======== Dataset ========
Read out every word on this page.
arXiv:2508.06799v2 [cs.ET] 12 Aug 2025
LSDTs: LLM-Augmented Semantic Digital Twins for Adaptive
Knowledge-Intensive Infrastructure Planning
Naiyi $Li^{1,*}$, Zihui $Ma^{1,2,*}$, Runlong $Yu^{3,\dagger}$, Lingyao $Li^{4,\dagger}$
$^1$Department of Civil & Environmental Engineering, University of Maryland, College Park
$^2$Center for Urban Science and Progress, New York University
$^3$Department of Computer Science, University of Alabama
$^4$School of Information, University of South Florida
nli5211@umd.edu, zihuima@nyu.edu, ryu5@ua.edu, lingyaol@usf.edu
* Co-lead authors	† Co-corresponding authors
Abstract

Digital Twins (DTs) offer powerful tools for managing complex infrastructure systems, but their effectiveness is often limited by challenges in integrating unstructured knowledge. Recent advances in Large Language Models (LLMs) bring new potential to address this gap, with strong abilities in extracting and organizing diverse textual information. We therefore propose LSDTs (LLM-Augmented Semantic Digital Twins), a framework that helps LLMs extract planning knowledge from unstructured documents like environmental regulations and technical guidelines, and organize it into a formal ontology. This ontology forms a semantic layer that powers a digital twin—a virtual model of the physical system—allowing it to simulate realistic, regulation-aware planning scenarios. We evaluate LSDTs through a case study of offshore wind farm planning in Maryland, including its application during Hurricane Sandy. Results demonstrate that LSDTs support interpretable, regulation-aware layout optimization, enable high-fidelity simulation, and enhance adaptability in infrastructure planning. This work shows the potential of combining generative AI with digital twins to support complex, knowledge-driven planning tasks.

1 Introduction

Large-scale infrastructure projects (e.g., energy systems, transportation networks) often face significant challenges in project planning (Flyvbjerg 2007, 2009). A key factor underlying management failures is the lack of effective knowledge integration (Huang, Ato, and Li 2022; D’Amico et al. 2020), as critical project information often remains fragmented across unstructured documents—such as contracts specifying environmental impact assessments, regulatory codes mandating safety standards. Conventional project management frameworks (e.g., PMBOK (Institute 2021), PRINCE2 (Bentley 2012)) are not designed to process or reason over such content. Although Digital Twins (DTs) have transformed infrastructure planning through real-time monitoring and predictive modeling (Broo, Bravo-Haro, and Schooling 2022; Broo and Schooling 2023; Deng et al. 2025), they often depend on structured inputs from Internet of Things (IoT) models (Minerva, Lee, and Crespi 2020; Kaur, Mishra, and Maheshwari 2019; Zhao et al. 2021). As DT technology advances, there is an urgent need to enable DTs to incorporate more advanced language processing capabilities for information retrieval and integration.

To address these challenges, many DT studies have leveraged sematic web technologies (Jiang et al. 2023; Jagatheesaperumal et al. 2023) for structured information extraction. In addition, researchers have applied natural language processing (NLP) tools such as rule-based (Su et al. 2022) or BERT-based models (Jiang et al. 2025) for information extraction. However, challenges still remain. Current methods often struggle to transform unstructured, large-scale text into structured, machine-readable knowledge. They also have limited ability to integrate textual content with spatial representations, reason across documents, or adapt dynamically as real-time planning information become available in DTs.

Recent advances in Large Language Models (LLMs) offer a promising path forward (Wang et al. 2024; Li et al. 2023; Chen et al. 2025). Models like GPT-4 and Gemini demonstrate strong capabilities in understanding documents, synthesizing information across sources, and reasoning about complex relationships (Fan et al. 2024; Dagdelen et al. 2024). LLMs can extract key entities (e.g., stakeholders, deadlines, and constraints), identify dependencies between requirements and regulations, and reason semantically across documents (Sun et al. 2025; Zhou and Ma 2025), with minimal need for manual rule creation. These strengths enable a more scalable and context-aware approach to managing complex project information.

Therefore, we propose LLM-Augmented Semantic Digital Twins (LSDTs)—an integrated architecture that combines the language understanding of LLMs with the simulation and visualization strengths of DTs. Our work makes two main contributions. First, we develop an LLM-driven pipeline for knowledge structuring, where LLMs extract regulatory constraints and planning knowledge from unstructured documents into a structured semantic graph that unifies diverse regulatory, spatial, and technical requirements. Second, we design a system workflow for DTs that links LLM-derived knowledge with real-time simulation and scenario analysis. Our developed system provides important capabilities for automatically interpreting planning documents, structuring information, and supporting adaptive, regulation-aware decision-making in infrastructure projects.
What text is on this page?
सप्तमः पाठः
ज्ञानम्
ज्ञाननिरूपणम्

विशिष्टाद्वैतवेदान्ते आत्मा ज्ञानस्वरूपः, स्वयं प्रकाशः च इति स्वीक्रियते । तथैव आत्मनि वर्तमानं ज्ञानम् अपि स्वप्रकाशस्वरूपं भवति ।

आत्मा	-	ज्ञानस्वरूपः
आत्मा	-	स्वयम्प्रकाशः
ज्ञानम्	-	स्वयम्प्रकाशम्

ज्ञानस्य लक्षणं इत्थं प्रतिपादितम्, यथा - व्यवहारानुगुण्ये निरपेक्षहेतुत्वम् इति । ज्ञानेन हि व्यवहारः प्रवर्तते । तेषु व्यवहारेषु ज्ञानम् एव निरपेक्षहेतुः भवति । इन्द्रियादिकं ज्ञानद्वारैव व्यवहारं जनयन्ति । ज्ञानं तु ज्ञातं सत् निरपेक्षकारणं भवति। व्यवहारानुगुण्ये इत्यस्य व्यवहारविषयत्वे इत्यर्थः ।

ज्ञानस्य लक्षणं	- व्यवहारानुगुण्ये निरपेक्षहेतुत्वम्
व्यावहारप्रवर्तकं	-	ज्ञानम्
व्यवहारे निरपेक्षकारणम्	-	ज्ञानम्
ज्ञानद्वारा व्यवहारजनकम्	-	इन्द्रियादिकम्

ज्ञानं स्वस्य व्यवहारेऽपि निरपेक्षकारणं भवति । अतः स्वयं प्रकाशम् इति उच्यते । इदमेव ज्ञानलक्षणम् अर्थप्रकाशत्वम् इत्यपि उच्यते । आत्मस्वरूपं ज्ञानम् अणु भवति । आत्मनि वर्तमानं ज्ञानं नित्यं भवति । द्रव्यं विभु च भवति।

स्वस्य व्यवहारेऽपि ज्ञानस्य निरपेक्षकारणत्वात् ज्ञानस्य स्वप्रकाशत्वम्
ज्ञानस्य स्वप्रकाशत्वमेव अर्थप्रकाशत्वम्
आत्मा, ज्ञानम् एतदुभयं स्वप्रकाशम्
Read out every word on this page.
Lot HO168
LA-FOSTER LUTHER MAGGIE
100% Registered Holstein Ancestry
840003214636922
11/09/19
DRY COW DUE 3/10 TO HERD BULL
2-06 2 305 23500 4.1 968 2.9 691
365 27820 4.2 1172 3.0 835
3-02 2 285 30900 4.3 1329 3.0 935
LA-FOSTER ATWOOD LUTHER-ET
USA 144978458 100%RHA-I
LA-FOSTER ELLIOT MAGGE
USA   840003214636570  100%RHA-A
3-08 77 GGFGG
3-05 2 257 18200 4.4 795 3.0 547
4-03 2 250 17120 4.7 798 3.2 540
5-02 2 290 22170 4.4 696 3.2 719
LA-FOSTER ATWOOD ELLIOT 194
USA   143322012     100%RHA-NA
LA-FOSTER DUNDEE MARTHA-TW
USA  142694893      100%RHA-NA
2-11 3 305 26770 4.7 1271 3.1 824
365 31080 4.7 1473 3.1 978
========
Find each line holding "Department". Copy it out.

### Exercise response
$^1$Department of Civil & Environmental Engineering, University of Maryland, College Park
$^3$Department of Computer Science, University of Alabama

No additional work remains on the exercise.